**SET PROBLEM:** Filter this material down to the lines that hold "Live", copying each one.

**MATERIAL TO PROCESS:**
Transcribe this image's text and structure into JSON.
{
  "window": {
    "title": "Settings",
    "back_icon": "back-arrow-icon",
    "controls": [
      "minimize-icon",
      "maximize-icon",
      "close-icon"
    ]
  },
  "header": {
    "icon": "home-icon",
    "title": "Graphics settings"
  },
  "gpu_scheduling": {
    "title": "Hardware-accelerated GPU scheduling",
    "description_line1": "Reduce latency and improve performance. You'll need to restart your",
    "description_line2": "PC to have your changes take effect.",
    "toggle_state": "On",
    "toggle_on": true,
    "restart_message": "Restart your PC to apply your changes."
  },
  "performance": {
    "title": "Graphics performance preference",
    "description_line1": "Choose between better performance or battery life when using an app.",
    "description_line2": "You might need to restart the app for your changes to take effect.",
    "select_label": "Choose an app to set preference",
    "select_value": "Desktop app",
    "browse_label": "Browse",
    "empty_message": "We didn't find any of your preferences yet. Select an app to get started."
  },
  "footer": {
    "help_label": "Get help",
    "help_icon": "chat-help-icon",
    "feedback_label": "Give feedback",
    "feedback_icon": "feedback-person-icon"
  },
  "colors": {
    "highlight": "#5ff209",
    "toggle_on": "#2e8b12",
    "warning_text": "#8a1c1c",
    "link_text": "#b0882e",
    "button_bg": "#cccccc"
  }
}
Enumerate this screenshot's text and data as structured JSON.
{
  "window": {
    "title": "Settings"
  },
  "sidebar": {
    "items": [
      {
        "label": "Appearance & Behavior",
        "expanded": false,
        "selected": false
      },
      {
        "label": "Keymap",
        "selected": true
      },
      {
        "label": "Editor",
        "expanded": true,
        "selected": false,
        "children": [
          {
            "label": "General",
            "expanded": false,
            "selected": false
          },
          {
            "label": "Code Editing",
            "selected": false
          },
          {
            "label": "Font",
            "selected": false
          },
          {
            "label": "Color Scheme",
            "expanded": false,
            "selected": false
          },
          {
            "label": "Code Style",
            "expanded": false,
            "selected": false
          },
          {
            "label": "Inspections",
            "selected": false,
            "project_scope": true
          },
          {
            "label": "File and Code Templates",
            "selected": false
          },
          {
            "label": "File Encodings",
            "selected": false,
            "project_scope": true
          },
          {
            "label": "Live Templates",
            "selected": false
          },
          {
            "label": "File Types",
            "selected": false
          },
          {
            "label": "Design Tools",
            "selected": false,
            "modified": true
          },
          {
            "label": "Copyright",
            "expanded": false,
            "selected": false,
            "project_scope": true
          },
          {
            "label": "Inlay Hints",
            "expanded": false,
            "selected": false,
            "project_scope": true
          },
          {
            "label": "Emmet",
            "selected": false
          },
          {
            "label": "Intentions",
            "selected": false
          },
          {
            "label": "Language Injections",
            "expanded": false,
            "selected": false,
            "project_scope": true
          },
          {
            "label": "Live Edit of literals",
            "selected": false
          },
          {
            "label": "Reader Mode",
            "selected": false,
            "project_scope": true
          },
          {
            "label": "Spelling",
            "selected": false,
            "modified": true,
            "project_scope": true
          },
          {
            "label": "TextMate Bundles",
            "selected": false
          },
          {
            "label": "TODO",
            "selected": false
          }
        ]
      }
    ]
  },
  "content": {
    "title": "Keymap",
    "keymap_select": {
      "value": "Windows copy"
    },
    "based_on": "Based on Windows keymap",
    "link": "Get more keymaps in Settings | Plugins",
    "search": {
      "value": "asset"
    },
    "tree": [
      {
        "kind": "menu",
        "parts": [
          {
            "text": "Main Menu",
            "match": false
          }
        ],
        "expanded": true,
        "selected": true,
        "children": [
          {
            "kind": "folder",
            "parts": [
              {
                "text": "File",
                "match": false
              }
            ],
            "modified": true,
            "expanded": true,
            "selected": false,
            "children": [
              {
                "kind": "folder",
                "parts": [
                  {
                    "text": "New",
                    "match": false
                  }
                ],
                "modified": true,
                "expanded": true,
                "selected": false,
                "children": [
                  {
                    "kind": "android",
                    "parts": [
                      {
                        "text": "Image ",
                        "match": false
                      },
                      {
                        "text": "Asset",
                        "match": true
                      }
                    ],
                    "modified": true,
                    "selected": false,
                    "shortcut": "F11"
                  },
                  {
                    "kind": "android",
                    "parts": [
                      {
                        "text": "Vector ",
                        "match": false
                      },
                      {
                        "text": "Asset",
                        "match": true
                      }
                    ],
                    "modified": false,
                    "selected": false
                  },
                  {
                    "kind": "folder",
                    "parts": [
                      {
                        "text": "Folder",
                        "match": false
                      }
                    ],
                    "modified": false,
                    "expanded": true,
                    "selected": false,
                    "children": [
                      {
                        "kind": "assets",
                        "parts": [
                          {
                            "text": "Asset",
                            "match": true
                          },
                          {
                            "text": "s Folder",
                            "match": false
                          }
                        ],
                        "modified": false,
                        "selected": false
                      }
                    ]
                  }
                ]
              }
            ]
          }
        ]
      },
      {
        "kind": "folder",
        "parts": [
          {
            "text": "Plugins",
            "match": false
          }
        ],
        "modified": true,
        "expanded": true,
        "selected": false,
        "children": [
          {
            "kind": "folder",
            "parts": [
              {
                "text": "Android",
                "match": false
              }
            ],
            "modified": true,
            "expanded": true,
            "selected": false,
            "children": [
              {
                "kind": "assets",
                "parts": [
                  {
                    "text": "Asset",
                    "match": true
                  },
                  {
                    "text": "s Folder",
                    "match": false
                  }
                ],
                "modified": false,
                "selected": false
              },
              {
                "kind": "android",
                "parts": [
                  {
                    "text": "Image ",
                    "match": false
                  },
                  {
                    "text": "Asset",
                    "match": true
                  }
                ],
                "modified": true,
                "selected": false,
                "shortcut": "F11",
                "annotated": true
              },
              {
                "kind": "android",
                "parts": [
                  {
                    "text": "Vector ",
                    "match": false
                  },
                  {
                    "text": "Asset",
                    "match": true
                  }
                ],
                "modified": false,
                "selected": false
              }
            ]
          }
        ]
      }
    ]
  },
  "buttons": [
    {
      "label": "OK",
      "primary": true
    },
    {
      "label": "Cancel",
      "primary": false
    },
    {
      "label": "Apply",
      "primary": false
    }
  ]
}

**EXPECTED ANSWER:**
            "label": "Live Templates",
            "label": "Live Edit of literals",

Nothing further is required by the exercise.